Dataset listings of figures
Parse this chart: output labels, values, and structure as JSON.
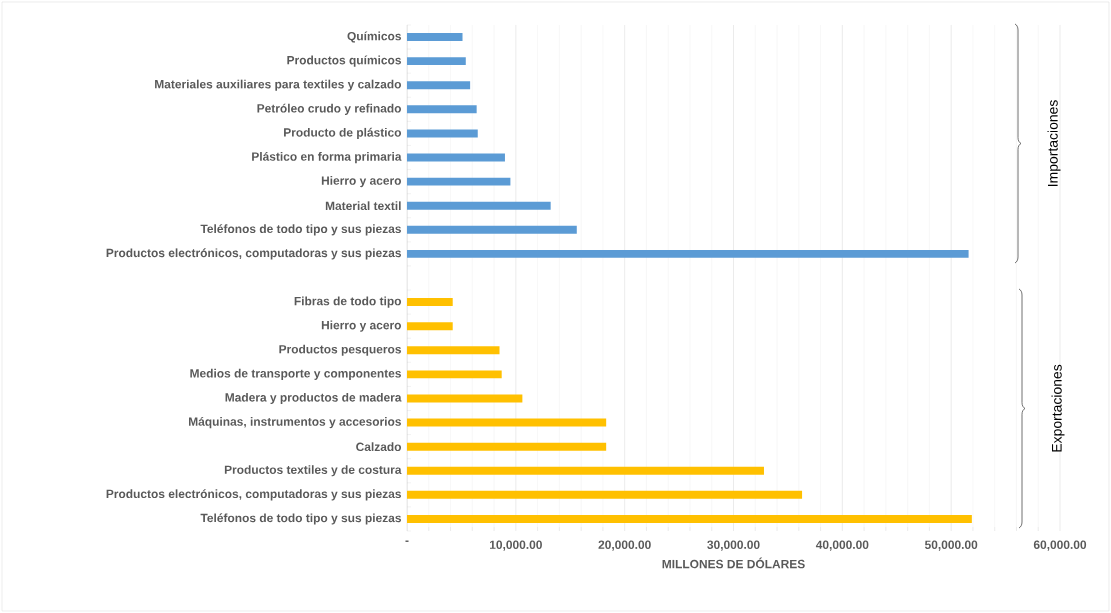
{
  "chart_data": {
    "type": "bar",
    "orientation": "horizontal",
    "xlabel": "MILLONES DE DÓLARES",
    "categories": [
      "Químicos",
      "Productos químicos",
      "Materiales auxiliares para textiles y calzado",
      "Petróleo crudo y refinado",
      "Producto de plástico",
      "Plástico en forma primaria",
      "Hierro y acero",
      "Material textil",
      "Teléfonos de todo tipo y sus piezas",
      "Productos electrónicos, computadoras y sus piezas",
      null,
      "Fibras de todo tipo",
      "Hierro y acero",
      "Productos pesqueros",
      "Medios de transporte y componentes",
      "Madera y productos de madera",
      "Máquinas, instrumentos y accesorios",
      "Calzado",
      "Productos textiles y de costura",
      "Productos electrónicos, computadoras y sus piezas",
      "Teléfonos de todo tipo y sus piezas"
    ],
    "series": [
      {
        "name": "Importaciones",
        "color": "#5b9bd5",
        "values": [
          5100,
          5400,
          5800,
          6400,
          6500,
          9000,
          9500,
          13200,
          15600,
          51600,
          null,
          null,
          null,
          null,
          null,
          null,
          null,
          null,
          null,
          null,
          null
        ]
      },
      {
        "name": "Exportaciones",
        "color": "#ffc000",
        "values": [
          null,
          null,
          null,
          null,
          null,
          null,
          null,
          null,
          null,
          null,
          null,
          4200,
          4200,
          8500,
          8700,
          10600,
          18300,
          18300,
          32800,
          36300,
          51900
        ]
      }
    ],
    "xlim": [
      0,
      60000
    ],
    "xticks": [
      {
        "value": 0,
        "label": "-"
      },
      {
        "value": 10000,
        "label": "10,000.00"
      },
      {
        "value": 20000,
        "label": "20,000.00"
      },
      {
        "value": 30000,
        "label": "30,000.00"
      },
      {
        "value": 40000,
        "label": "40,000.00"
      },
      {
        "value": 50000,
        "label": "50,000.00"
      },
      {
        "value": 60000,
        "label": "60,000.00"
      }
    ],
    "grid": "x"
  }
}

> [PROBLEM DESCRIPTION]
Scan the lines for the string "todo". Copy out each line that matches.

> [OUTPUT BELOW]
      "Teléfonos de todo tipo y sus piezas",
      "Fibras de todo tipo",
      "Teléfonos de todo tipo y sus piezas"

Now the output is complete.